WHAT THE EXERCISE ASKS:
Copy all lines below containing "nâng".

[Collected data entries]
** Begin **
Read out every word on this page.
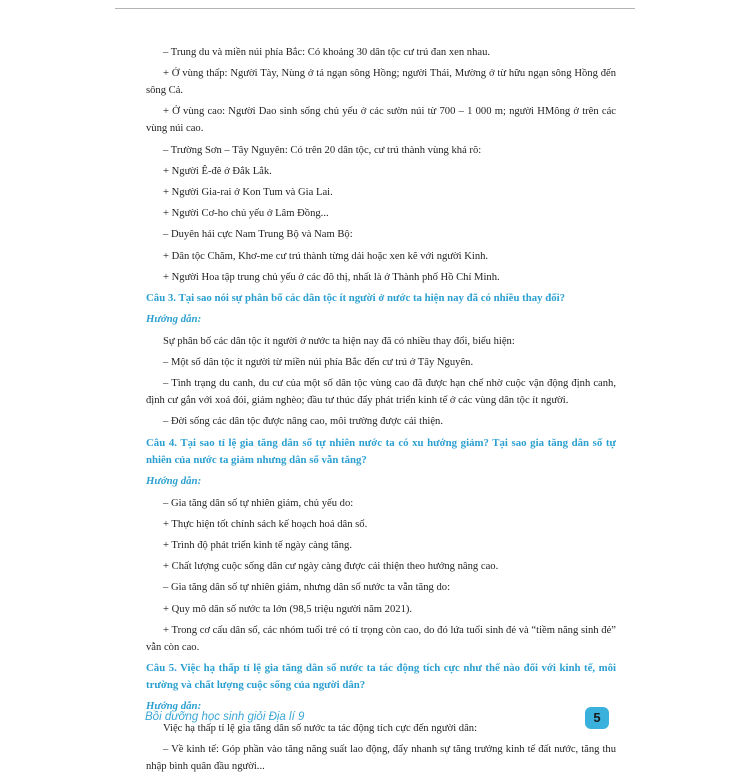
– Trung du và miền núi phía Bắc: Có khoảng 30 dân tộc cư trú đan xen nhau.

+ Ở vùng thấp: Người Tày, Nùng ở tả ngạn sông Hồng; người Thái, Mường ở từ hữu ngạn sông Hồng đến sông Cả.

+ Ở vùng cao: Người Dao sinh sống chủ yếu ở các sườn núi từ 700 – 1 000 m; người HMông ở trên các vùng núi cao.

– Trường Sơn – Tây Nguyên: Có trên 20 dân tộc, cư trú thành vùng khá rõ:

+ Người Ê-đê ở Đắk Lắk.

+ Người Gia-rai ở Kon Tum và Gia Lai.

+ Người Cơ-ho chủ yếu ở Lâm Đồng...

– Duyên hải cực Nam Trung Bộ và Nam Bộ:

+ Dân tộc Chăm, Khơ-me cư trú thành từng dải hoặc xen kẽ với người Kinh.

+ Người Hoa tập trung chủ yếu ở các đô thị, nhất là ở Thành phố Hồ Chí Minh.

Câu 3. Tại sao nói sự phân bố các dân tộc ít người ở nước ta hiện nay đã có nhiều thay đổi?

Hướng dẫn:

Sự phân bố các dân tộc ít người ở nước ta hiện nay đã có nhiều thay đổi, biểu hiện:

– Một số dân tộc ít người từ miền núi phía Bắc đến cư trú ở Tây Nguyên.

– Tình trạng du canh, du cư của một số dân tộc vùng cao đã được hạn chế nhờ cuộc vận động định canh, định cư gắn với xoá đói, giảm nghèo; đầu tư thúc đẩy phát triển kinh tế ở các vùng dân tộc ít người.

– Đời sống các dân tộc được nâng cao, môi trường được cải thiện.

Câu 4. Tại sao tỉ lệ gia tăng dân số tự nhiên nước ta có xu hướng giảm? Tại sao gia tăng dân số tự nhiên của nước ta giảm nhưng dân số vẫn tăng?

Hướng dẫn:

– Gia tăng dân số tự nhiên giảm, chủ yếu do:

+ Thực hiện tốt chính sách kế hoạch hoá dân số.

+ Trình độ phát triển kinh tế ngày càng tăng.

+ Chất lượng cuộc sống dân cư ngày càng được cải thiện theo hướng nâng cao.

– Gia tăng dân số tự nhiên giảm, nhưng dân số nước ta vẫn tăng do:

+ Quy mô dân số nước ta lớn (98,5 triệu người năm 2021).

+ Trong cơ cấu dân số, các nhóm tuổi trẻ có tỉ trọng còn cao, do đó lứa tuổi sinh đẻ và “tiềm năng sinh đẻ” vẫn còn cao.

Câu 5. Việc hạ thấp tỉ lệ gia tăng dân số nước ta tác động tích cực như thế nào đối với kinh tế, môi trường và chất lượng cuộc sống của người dân?

Hướng dẫn:

Việc hạ thấp tỉ lệ gia tăng dân số nước ta tác động tích cực đến người dân:

– Về kinh tế: Góp phần vào tăng năng suất lao động, đẩy nhanh sự tăng trưởng kinh tế đất nước, tăng thu nhập bình quân đầu người...

Bồi dưỡng học sinh giỏi Địa lí 9	5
** End **
RESULT BELOW:
– Đời sống các dân tộc được nâng cao, môi trường được cải thiện.
+ Chất lượng cuộc sống dân cư ngày càng được cải thiện theo hướng nâng cao.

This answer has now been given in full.